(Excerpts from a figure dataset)
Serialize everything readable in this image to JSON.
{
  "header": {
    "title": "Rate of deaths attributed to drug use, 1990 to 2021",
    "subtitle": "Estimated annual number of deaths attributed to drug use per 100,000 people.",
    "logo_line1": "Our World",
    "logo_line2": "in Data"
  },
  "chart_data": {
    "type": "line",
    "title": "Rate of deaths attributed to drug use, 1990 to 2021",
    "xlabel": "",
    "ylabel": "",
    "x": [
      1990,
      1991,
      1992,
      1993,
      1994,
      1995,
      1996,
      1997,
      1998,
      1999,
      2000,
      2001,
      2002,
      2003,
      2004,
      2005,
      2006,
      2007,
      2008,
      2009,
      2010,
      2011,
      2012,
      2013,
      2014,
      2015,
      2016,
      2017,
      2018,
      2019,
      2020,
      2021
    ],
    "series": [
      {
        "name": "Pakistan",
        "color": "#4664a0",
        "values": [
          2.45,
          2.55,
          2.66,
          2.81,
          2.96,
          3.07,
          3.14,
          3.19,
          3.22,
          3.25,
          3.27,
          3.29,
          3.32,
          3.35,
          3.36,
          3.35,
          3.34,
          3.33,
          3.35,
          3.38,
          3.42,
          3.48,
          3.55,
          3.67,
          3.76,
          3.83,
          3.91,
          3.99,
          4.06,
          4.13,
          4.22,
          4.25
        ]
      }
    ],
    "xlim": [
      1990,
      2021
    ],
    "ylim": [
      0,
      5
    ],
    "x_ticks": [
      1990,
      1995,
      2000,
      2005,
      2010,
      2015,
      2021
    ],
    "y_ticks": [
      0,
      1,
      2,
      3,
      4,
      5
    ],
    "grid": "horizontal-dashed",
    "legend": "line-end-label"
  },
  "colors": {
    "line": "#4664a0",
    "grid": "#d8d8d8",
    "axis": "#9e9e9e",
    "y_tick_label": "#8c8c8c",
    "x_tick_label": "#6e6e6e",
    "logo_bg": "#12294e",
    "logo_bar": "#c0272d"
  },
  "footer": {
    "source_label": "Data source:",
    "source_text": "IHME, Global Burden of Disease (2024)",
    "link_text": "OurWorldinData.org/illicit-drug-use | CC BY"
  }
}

...

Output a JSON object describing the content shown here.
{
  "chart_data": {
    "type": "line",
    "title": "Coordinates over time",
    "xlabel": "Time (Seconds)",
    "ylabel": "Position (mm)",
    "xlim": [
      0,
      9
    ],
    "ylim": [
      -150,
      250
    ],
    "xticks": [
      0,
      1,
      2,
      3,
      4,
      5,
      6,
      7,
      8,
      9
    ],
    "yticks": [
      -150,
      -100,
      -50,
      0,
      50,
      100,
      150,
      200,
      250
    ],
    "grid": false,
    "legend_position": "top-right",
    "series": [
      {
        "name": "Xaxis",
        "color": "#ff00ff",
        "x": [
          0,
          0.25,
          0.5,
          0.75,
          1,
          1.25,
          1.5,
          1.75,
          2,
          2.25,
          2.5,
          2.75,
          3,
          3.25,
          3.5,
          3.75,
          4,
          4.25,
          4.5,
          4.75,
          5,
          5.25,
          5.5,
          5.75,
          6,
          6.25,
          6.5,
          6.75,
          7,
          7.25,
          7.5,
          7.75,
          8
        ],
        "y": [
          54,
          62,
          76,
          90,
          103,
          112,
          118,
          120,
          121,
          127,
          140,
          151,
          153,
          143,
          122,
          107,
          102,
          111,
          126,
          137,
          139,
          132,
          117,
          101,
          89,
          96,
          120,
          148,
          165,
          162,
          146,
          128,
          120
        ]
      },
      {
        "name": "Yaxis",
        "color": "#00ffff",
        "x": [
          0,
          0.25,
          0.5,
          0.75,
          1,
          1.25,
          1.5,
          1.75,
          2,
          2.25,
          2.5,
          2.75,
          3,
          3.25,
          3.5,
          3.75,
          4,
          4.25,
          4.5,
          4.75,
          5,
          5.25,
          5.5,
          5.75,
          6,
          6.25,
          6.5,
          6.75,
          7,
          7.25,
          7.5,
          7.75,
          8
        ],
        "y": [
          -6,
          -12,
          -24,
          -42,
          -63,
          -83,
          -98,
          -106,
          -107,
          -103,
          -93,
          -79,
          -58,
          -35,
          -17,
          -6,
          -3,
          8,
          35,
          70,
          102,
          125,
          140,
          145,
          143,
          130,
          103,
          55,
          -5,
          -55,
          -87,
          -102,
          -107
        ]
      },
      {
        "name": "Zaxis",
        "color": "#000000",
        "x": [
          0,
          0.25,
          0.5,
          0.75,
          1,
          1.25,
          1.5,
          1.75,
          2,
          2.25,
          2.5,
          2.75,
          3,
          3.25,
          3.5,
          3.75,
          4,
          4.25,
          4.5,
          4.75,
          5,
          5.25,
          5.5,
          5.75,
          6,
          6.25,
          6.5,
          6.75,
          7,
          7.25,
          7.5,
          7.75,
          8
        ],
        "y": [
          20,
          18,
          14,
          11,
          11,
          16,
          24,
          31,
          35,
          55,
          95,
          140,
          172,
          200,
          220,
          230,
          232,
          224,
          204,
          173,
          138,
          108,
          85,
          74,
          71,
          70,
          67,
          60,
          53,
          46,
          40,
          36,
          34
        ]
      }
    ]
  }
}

- **What is needed**
Locate the lines above that contain "name" and copy them.

- **Result**
        "name": "Pakistan",
        "name": "Xaxis",
        "name": "Yaxis",
        "name": "Zaxis",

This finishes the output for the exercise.